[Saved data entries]
-=-=-=-=-

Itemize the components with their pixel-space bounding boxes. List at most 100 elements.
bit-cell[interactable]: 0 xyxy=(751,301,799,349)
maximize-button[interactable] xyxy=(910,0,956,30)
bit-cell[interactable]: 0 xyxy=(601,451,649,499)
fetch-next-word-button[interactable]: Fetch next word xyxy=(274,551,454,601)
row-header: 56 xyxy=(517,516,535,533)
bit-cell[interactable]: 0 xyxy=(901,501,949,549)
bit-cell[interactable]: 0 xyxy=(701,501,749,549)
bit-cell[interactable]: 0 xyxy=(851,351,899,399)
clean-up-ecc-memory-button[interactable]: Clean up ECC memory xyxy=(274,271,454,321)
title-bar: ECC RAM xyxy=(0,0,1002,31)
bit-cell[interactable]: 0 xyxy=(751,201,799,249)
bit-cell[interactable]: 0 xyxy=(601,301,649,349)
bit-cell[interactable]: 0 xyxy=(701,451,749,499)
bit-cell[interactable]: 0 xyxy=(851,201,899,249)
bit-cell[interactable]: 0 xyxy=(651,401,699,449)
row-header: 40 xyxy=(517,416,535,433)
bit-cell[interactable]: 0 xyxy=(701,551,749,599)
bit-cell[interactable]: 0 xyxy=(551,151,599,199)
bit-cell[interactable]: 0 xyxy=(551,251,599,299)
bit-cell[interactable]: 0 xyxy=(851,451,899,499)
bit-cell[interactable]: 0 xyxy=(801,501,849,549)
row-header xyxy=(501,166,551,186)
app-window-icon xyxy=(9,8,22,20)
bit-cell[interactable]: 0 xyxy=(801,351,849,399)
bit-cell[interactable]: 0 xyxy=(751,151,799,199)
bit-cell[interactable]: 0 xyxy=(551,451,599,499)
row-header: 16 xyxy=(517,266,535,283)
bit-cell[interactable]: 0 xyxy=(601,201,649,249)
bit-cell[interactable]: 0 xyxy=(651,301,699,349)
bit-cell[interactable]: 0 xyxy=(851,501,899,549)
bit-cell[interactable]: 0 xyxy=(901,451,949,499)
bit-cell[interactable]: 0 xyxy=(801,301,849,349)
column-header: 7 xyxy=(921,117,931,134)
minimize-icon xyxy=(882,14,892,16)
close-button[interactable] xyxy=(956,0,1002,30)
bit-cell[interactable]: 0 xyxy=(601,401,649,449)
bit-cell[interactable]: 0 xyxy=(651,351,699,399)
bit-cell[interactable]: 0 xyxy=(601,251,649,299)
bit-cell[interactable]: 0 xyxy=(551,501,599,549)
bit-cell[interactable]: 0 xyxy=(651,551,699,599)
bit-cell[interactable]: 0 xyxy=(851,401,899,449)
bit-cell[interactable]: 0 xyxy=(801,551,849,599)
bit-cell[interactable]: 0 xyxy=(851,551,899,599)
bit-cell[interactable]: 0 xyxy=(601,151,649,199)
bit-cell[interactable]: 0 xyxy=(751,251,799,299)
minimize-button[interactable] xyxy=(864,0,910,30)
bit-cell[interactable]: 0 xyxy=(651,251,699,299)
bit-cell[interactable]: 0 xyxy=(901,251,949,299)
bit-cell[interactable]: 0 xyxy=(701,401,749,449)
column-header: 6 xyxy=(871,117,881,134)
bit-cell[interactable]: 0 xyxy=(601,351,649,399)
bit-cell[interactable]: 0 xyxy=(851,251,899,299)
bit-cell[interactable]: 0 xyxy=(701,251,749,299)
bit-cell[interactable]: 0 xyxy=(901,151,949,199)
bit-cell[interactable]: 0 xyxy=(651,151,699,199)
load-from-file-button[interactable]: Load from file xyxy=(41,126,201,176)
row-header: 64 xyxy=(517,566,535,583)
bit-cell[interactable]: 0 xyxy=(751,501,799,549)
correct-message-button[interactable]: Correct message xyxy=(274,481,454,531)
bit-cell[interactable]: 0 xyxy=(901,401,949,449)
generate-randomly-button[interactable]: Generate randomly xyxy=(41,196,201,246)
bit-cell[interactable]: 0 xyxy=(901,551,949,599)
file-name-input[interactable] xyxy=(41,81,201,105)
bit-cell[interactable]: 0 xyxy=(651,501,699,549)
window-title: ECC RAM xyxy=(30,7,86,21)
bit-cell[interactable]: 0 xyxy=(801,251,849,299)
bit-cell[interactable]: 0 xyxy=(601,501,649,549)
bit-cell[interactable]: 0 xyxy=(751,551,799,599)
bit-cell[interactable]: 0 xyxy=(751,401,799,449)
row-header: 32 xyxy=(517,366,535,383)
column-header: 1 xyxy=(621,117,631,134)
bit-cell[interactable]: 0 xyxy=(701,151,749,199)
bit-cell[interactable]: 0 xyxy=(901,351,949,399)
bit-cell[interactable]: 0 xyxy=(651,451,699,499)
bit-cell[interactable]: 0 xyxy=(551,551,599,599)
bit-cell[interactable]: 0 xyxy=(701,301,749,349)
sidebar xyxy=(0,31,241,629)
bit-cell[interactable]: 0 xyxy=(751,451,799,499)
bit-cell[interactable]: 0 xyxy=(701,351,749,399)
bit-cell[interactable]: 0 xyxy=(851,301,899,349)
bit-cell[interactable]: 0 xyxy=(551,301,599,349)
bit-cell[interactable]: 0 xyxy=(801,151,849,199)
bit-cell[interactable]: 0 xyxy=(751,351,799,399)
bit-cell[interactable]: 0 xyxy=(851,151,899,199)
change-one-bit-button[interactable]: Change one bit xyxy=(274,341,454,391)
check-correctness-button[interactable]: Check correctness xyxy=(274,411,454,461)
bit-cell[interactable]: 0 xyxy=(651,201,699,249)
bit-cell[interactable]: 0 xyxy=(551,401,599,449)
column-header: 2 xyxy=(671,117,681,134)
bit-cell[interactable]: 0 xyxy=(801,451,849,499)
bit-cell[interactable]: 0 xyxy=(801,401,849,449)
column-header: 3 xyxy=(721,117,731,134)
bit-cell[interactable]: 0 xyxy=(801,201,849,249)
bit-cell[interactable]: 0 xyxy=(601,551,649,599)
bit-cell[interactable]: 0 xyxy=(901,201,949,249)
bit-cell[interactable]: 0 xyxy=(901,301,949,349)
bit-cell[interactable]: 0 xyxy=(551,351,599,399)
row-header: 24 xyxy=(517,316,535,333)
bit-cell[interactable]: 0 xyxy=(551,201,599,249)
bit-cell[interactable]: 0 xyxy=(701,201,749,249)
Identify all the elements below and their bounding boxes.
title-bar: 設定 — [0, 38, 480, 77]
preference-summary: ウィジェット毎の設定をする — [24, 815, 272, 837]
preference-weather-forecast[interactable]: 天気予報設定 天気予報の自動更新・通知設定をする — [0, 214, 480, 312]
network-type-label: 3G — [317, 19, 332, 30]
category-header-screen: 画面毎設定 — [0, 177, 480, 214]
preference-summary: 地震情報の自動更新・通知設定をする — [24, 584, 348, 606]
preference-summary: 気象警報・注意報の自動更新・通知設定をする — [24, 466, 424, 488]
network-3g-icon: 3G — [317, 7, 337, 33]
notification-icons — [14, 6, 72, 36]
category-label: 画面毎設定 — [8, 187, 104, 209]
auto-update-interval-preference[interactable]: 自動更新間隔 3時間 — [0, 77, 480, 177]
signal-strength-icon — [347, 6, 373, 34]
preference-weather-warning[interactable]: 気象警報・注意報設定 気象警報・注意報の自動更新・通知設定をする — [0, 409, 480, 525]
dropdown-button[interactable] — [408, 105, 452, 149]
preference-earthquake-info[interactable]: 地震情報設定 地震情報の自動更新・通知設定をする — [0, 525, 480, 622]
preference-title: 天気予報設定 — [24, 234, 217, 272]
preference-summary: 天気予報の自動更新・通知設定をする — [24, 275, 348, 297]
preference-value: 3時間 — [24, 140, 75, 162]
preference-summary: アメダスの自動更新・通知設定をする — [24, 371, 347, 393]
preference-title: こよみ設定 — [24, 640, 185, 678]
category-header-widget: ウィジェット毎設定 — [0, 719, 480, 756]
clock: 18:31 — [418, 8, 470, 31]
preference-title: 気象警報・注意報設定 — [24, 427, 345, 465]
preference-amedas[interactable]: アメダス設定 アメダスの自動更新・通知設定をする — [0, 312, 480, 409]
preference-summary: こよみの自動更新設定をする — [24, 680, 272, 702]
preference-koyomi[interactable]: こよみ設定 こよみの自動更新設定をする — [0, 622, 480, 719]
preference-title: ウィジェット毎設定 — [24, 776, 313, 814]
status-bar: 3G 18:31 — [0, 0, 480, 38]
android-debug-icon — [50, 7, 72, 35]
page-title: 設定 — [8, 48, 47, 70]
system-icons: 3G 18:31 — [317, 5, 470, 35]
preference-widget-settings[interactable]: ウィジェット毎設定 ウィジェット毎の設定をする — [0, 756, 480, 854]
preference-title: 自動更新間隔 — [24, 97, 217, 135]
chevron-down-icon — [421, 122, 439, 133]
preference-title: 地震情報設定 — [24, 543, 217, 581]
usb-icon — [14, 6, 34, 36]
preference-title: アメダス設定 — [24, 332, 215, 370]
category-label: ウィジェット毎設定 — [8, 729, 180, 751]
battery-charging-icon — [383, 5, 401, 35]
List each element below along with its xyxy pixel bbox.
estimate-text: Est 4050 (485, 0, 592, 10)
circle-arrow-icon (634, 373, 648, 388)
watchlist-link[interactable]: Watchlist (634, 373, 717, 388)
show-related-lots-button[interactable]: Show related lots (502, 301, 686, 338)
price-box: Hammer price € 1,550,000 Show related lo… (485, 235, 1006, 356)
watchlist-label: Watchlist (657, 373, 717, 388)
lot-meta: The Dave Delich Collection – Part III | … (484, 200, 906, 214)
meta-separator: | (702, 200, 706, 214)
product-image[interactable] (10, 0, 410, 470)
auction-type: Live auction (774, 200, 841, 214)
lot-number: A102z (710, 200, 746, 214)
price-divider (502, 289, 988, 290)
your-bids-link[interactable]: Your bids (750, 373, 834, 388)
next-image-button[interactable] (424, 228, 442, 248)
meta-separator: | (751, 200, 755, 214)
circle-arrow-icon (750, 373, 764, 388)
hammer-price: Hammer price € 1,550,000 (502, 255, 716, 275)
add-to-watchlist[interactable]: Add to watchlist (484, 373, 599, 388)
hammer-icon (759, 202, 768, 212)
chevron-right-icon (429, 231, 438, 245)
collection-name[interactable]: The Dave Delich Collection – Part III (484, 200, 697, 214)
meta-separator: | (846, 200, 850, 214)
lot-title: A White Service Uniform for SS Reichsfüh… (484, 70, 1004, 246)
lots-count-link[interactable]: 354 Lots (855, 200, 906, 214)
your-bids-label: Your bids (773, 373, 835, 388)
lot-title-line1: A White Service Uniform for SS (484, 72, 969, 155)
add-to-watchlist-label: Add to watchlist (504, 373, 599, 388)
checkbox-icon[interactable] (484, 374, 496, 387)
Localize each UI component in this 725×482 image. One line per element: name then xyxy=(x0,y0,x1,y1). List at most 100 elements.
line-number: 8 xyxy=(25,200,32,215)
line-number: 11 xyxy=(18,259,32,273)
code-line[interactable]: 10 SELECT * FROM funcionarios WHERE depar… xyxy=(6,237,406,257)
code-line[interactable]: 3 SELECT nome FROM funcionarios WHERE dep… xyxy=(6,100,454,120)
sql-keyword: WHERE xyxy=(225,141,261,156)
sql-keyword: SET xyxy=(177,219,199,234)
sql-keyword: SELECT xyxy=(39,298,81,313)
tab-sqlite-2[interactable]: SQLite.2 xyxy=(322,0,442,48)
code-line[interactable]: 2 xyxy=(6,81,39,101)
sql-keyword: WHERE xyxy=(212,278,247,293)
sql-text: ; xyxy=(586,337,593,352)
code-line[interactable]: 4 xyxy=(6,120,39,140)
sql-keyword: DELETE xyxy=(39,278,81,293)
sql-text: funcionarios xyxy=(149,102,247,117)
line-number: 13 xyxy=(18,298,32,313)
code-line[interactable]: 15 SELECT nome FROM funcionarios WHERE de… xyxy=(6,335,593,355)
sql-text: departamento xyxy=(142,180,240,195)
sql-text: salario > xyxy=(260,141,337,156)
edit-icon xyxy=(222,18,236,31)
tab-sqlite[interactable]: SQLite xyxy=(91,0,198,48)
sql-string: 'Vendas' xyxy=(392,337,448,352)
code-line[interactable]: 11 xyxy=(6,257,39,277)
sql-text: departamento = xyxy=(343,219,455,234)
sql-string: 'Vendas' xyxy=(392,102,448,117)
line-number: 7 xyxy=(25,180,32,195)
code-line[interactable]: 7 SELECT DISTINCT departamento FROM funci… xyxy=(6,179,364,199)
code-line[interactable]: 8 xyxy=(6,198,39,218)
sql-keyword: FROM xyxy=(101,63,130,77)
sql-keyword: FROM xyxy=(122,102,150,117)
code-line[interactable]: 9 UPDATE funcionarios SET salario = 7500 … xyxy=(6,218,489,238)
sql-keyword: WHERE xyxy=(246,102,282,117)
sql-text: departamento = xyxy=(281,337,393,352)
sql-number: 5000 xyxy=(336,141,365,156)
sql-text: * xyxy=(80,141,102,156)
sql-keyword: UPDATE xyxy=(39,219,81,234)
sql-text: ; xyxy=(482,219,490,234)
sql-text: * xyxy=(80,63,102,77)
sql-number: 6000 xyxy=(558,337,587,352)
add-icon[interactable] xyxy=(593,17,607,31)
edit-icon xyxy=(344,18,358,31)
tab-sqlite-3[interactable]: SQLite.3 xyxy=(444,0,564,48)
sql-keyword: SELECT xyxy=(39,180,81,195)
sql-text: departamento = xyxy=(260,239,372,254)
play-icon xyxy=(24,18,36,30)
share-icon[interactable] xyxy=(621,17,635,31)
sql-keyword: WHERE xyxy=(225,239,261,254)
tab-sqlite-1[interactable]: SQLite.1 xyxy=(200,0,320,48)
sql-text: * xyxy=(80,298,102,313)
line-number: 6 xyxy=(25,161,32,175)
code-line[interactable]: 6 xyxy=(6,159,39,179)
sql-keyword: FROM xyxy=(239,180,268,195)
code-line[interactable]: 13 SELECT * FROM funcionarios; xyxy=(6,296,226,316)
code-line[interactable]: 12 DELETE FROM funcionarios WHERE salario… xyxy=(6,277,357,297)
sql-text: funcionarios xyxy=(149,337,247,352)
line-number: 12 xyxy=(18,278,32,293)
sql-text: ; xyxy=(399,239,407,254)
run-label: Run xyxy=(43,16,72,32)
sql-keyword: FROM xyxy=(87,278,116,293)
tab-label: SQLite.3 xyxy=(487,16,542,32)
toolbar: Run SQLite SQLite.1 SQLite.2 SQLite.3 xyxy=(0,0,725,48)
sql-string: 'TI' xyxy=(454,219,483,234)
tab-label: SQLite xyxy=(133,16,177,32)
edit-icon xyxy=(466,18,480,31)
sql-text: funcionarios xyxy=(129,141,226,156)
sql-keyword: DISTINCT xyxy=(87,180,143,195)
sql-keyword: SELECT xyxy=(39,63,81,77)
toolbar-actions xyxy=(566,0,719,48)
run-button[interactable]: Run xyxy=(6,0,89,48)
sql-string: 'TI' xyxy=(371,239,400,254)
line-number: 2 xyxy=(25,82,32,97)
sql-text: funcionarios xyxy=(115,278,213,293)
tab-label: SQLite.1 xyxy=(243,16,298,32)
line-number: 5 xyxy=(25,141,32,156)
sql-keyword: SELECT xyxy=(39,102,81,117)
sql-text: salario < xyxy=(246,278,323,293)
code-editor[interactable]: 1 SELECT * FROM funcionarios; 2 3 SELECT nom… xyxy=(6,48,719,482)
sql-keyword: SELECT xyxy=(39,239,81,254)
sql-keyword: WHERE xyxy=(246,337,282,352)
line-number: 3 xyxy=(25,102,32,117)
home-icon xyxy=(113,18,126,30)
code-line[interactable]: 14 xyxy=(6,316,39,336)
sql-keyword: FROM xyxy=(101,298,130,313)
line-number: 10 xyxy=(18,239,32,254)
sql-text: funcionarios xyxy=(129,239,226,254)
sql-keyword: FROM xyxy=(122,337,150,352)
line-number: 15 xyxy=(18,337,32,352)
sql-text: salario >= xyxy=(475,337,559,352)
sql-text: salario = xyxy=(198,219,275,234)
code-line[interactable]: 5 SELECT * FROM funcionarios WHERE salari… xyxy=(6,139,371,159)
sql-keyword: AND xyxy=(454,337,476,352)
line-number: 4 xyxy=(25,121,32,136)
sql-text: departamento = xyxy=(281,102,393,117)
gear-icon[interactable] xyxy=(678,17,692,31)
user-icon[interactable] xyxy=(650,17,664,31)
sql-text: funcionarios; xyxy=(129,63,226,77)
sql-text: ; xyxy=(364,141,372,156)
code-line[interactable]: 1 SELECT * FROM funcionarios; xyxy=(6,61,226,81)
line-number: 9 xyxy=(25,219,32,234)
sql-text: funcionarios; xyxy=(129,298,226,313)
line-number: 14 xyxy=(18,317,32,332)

-=-=-=-=-

*Required task*: Starting with the first line and going on through the line with "bit-cell[interactable]: 0 xyxy=(601,301,649,349)", rename every "interactable" to "clickable". Give those lines again with nothing else changed.

*The solution*:
Itemize the components with their pixel-space bounding boxes. List at most 100 elements.
bit-cell[clickable]: 0 xyxy=(751,301,799,349)
maximize-button[clickable] xyxy=(910,0,956,30)
bit-cell[clickable]: 0 xyxy=(601,451,649,499)
fetch-next-word-button[clickable]: Fetch next word xyxy=(274,551,454,601)
row-header: 56 xyxy=(517,516,535,533)
bit-cell[clickable]: 0 xyxy=(901,501,949,549)
bit-cell[clickable]: 0 xyxy=(701,501,749,549)
bit-cell[clickable]: 0 xyxy=(851,351,899,399)
clean-up-ecc-memory-button[clickable]: Clean up ECC memory xyxy=(274,271,454,321)
title-bar: ECC RAM xyxy=(0,0,1002,31)
bit-cell[clickable]: 0 xyxy=(751,201,799,249)
bit-cell[clickable]: 0 xyxy=(601,301,649,349)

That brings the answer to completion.